** Material provided **
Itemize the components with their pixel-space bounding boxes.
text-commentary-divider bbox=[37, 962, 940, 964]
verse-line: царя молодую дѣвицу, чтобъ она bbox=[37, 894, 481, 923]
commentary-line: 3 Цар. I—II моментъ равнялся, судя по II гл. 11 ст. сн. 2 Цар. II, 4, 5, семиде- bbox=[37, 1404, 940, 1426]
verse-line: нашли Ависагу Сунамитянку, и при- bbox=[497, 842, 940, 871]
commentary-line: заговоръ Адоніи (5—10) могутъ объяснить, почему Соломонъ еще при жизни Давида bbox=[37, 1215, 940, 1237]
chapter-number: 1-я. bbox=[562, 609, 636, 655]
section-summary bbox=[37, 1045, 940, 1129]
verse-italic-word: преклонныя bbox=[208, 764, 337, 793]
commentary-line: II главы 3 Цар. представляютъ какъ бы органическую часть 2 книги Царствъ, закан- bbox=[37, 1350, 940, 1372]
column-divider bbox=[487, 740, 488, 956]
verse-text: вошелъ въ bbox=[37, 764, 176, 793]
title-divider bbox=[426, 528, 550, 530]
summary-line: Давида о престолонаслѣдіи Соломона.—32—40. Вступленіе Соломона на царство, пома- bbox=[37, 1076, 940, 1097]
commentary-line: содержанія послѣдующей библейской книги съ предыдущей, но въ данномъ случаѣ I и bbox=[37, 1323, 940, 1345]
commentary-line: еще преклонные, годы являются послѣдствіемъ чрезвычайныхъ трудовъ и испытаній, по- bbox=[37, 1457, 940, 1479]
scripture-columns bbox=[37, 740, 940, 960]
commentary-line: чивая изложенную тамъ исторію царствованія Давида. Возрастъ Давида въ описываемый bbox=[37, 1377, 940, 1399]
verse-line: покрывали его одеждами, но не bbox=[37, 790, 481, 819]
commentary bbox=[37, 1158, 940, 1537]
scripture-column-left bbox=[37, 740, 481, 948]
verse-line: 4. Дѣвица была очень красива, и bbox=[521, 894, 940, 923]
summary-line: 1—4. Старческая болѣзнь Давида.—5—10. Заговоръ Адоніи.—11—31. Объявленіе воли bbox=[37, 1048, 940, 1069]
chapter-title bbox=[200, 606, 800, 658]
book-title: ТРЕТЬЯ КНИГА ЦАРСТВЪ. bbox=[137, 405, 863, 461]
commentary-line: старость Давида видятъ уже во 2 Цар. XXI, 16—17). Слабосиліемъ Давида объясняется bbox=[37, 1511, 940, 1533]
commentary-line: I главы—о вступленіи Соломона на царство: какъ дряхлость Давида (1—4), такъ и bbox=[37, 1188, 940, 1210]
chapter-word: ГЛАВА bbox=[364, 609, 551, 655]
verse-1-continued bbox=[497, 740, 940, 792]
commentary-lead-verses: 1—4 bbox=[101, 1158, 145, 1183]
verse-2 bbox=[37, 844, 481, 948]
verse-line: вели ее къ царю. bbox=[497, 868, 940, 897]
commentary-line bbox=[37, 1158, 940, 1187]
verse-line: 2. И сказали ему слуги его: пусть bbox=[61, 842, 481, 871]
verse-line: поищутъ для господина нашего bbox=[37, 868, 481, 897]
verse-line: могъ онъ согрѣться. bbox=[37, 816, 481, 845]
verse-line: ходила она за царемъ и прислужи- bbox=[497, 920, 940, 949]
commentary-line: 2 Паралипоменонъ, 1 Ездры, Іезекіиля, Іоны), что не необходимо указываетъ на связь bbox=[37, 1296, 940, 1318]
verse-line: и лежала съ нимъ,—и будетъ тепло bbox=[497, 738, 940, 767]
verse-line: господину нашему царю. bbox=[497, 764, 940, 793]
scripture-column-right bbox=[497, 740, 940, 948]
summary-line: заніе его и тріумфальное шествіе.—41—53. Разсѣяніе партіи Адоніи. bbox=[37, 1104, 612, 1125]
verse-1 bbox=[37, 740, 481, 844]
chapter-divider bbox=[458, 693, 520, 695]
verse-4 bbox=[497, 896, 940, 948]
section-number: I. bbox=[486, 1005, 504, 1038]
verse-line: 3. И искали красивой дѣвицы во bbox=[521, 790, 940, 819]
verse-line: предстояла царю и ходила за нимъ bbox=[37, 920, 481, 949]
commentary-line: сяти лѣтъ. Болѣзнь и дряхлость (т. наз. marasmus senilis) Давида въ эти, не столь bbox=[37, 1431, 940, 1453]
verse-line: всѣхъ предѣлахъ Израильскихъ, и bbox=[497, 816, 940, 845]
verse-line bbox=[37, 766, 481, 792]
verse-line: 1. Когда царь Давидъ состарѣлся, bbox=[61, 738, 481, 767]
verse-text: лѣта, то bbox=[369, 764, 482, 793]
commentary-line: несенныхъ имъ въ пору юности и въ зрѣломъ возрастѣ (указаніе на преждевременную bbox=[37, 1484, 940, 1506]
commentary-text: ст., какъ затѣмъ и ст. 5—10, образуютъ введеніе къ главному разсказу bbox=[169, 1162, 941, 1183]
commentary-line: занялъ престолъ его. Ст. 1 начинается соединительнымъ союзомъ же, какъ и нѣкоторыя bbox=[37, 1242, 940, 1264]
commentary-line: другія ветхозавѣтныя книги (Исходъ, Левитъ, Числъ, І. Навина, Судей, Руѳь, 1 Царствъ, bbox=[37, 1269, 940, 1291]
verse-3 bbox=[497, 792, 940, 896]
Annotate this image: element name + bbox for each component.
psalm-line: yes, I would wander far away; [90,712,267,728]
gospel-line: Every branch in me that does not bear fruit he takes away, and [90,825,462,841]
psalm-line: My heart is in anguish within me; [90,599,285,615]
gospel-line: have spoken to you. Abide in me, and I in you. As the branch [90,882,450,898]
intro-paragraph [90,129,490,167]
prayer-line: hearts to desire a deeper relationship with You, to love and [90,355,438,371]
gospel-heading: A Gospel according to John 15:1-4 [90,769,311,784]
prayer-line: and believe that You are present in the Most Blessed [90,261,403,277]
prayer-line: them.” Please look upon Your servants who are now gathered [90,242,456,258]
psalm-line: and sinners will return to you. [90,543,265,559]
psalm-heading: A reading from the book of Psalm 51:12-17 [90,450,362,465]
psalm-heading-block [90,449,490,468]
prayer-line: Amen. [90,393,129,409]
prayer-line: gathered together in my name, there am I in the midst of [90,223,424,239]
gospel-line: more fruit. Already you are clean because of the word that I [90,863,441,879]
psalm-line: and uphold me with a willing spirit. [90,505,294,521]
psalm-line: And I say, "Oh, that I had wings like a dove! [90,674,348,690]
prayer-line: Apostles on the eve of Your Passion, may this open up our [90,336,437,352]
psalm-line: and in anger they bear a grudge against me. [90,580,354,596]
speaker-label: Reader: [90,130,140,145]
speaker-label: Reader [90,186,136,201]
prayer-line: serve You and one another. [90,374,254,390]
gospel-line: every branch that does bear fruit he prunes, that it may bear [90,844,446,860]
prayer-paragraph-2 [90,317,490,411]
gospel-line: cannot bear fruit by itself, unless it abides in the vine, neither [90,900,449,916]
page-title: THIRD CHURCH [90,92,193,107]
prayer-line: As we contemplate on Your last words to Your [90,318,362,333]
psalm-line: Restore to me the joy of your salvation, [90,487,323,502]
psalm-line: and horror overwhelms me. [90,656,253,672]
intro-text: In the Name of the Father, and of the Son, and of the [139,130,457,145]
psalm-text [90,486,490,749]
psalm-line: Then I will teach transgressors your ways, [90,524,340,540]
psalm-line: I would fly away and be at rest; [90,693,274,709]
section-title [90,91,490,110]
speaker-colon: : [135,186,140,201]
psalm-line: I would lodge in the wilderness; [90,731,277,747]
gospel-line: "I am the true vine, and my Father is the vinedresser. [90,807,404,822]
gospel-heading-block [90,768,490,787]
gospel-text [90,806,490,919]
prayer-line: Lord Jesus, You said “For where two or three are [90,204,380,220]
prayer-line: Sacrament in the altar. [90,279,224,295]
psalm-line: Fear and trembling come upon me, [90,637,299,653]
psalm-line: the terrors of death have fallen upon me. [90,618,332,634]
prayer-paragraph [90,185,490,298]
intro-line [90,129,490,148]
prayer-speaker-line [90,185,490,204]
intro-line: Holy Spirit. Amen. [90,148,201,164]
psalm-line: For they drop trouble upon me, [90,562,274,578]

** Problem requirements **
Reproduce the rows verbatim from the very first line through the line that contains "verse-line: нашли Ависагу", including both of those lines.

** The completed task **
Itemize the components with their pixel-space bounding boxes.
text-commentary-divider bbox=[37, 962, 940, 964]
verse-line: царя молодую дѣвицу, чтобъ она bbox=[37, 894, 481, 923]
commentary-line: 3 Цар. I—II моментъ равнялся, судя по II гл. 11 ст. сн. 2 Цар. II, 4, 5, семиде- bbox=[37, 1404, 940, 1426]
verse-line: нашли Ависагу Сунамитянку, и при- bbox=[497, 842, 940, 871]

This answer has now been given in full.